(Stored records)
----

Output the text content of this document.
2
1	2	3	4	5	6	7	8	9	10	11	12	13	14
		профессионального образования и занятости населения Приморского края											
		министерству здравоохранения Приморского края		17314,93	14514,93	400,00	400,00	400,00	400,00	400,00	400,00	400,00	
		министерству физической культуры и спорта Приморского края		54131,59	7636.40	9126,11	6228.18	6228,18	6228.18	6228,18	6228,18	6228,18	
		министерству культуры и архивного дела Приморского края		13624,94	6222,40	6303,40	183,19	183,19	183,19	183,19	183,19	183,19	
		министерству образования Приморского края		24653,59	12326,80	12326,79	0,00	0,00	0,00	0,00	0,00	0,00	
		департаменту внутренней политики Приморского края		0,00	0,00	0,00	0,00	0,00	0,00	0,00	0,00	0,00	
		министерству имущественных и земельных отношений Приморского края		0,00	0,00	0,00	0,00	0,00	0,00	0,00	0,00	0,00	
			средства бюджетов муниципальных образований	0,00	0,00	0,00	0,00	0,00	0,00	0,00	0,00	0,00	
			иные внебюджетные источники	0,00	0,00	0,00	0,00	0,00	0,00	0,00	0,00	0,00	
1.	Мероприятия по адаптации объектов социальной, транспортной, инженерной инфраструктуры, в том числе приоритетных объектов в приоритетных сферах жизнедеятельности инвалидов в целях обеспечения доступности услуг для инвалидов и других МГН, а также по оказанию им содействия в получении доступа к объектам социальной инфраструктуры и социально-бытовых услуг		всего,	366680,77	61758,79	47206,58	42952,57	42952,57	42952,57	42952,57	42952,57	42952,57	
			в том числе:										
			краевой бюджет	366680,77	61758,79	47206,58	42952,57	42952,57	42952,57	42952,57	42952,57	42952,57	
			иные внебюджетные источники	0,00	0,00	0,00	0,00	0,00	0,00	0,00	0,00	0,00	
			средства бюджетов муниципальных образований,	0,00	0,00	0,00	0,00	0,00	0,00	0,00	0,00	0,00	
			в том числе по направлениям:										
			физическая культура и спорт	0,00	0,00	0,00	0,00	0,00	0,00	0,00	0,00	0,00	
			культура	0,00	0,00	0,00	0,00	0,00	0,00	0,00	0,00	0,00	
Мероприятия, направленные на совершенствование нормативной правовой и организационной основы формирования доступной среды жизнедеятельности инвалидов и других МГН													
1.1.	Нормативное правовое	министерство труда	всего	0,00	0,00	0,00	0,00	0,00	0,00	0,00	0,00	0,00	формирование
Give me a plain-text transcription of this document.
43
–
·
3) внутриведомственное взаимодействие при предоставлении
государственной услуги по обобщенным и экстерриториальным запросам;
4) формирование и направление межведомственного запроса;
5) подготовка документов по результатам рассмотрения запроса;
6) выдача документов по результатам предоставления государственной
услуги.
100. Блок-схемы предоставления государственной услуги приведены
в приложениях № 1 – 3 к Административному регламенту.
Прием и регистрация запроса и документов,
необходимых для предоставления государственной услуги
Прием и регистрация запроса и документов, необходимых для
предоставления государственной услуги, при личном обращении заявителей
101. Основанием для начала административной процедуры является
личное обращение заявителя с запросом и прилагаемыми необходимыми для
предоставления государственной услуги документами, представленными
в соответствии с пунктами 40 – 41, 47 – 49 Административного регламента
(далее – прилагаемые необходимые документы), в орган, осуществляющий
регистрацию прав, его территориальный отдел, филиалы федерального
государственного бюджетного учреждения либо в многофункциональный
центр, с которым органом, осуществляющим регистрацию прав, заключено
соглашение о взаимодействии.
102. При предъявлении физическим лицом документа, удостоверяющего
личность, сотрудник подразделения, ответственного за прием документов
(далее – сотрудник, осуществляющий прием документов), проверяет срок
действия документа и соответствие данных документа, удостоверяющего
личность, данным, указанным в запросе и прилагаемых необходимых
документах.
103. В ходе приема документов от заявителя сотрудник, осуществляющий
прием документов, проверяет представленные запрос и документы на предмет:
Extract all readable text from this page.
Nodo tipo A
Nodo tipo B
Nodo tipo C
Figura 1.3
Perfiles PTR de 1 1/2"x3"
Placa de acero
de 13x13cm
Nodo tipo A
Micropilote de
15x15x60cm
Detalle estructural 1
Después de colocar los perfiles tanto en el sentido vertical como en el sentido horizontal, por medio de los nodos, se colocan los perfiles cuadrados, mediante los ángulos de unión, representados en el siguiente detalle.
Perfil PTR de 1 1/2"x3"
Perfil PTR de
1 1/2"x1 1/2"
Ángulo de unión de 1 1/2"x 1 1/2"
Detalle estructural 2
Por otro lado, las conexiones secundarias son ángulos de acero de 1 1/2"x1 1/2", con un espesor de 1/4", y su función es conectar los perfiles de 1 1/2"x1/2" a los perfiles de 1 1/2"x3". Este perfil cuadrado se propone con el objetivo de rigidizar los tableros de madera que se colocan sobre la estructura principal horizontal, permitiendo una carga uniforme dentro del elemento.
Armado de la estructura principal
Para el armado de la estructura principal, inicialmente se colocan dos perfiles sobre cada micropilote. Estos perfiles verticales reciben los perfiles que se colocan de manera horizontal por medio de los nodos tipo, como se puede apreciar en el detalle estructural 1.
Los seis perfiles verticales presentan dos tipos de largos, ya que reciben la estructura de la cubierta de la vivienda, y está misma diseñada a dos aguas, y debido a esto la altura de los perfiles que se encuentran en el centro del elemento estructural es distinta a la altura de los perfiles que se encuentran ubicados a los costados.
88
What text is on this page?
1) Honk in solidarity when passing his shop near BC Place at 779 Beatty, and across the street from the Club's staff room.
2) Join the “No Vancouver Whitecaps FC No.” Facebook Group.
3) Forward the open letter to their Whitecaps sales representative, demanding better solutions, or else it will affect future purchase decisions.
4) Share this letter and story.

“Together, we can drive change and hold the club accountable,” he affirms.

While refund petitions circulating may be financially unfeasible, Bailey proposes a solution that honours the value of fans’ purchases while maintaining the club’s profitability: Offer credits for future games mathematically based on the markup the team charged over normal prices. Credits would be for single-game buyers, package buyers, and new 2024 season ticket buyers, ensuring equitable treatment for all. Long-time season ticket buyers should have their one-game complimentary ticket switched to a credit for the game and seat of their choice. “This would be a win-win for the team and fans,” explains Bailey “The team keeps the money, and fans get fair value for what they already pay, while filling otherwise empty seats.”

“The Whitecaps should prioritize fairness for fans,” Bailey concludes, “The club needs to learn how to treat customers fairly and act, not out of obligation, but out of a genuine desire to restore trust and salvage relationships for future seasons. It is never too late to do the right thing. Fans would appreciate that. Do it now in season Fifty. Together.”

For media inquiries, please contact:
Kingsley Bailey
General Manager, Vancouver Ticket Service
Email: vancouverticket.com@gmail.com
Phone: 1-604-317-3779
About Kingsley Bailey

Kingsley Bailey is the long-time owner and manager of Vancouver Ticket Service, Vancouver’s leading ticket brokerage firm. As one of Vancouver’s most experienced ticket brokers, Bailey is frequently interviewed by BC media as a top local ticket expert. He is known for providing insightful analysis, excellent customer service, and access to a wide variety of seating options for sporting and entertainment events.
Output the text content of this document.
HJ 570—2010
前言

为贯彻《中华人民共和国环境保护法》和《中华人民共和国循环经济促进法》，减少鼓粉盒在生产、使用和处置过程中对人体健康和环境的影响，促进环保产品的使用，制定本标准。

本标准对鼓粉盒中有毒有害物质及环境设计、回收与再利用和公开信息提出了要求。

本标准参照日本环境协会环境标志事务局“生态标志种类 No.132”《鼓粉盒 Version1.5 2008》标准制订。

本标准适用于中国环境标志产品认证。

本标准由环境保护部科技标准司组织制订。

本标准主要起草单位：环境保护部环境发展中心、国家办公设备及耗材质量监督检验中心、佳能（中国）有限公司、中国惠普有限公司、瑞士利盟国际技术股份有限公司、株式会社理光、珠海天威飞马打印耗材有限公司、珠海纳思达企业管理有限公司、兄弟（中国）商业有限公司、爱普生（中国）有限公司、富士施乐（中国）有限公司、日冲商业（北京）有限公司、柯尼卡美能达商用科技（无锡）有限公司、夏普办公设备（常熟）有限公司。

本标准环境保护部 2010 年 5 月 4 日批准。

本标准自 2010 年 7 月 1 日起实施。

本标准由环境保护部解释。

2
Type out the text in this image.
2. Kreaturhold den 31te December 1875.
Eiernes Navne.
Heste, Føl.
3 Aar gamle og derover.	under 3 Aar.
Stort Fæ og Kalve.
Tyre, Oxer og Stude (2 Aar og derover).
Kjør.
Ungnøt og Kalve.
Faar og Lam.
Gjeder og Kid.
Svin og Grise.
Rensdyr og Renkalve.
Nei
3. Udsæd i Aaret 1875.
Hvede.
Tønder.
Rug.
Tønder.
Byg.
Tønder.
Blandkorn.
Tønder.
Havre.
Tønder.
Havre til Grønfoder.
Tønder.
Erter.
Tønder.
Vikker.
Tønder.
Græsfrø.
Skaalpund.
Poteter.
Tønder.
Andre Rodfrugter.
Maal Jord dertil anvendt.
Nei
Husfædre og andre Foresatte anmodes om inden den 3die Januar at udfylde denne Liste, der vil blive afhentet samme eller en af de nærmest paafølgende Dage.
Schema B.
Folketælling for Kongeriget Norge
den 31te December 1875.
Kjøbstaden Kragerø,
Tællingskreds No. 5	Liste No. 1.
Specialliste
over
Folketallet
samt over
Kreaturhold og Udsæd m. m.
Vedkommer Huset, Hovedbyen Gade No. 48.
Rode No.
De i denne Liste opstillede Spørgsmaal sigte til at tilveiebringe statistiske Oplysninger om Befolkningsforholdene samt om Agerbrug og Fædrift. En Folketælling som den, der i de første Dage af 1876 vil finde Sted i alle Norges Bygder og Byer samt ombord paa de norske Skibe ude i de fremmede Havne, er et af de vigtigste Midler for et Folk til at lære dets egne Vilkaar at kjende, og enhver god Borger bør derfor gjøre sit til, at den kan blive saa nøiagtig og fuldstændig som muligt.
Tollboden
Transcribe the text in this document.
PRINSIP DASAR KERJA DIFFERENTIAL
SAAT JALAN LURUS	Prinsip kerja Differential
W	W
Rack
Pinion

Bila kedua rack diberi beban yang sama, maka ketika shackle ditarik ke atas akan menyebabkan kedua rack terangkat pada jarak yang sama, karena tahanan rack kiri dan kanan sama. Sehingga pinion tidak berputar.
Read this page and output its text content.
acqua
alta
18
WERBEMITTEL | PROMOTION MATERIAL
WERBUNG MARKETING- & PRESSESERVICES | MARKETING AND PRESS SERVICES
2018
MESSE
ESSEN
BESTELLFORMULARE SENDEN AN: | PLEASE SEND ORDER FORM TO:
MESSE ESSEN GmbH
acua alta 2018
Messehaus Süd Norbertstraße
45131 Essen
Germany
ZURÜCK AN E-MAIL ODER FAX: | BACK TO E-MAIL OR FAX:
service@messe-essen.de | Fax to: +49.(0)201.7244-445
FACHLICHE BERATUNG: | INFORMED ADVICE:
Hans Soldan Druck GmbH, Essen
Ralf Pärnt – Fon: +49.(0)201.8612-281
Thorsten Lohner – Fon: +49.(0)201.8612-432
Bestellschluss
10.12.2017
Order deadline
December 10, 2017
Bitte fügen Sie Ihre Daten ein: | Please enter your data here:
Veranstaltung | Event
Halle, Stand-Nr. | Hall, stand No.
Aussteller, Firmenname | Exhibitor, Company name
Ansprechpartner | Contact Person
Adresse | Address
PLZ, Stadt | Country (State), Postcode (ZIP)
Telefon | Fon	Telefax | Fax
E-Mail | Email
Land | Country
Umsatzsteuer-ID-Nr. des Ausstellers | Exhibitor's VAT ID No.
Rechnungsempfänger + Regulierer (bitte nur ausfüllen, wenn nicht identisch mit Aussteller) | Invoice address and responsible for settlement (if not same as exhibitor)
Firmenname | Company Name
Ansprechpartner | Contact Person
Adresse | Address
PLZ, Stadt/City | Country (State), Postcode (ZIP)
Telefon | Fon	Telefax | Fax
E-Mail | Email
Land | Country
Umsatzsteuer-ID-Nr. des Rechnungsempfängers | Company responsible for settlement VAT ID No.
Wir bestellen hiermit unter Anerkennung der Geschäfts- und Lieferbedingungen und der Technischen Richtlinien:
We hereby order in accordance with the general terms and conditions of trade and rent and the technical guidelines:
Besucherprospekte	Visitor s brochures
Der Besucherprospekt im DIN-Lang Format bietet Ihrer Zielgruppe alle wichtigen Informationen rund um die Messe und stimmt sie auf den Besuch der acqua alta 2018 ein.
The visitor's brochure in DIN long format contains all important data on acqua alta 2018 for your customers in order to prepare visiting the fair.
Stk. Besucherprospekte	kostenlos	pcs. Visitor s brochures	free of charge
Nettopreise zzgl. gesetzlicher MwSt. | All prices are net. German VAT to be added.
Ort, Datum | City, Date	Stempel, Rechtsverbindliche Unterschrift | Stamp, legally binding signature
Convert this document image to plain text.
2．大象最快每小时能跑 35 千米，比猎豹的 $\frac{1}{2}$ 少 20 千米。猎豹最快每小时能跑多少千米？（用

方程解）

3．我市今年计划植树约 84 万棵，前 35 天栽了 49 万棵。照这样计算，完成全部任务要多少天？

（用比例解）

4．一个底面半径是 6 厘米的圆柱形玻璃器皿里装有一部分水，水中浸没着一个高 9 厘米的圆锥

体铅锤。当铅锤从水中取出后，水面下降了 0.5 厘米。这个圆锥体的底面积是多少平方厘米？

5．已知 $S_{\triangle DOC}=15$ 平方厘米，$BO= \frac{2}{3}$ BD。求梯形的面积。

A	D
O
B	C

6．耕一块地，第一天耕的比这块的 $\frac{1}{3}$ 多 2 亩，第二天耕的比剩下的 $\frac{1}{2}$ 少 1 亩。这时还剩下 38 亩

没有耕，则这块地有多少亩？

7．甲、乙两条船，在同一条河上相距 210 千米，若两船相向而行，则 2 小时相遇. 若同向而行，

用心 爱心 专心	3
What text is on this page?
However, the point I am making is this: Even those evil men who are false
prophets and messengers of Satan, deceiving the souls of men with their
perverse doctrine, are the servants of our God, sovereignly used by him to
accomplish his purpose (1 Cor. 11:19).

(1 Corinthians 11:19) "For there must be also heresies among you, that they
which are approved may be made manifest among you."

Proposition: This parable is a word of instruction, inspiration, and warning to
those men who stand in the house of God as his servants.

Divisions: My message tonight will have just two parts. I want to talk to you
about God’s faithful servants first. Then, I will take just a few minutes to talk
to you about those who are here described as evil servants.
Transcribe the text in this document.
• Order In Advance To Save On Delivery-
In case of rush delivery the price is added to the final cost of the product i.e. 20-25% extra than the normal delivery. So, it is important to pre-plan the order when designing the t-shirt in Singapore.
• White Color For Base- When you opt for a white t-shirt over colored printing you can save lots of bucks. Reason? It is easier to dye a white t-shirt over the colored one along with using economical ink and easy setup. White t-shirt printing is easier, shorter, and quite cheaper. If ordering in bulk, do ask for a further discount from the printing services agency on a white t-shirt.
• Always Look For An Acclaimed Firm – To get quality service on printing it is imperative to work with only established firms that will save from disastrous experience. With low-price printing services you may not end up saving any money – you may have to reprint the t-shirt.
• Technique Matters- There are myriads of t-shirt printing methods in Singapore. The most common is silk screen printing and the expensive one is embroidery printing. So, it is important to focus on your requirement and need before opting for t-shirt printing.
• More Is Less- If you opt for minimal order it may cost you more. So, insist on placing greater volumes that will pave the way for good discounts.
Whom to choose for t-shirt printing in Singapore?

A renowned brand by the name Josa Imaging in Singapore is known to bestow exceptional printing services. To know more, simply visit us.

----

## Objective
Scan the material above for the string "State" and return the lines that hold it.

## Solution for this problem
PLZ, Stadt | Country (State), Postcode (ZIP)
PLZ, Stadt/City | Country (State), Postcode (ZIP)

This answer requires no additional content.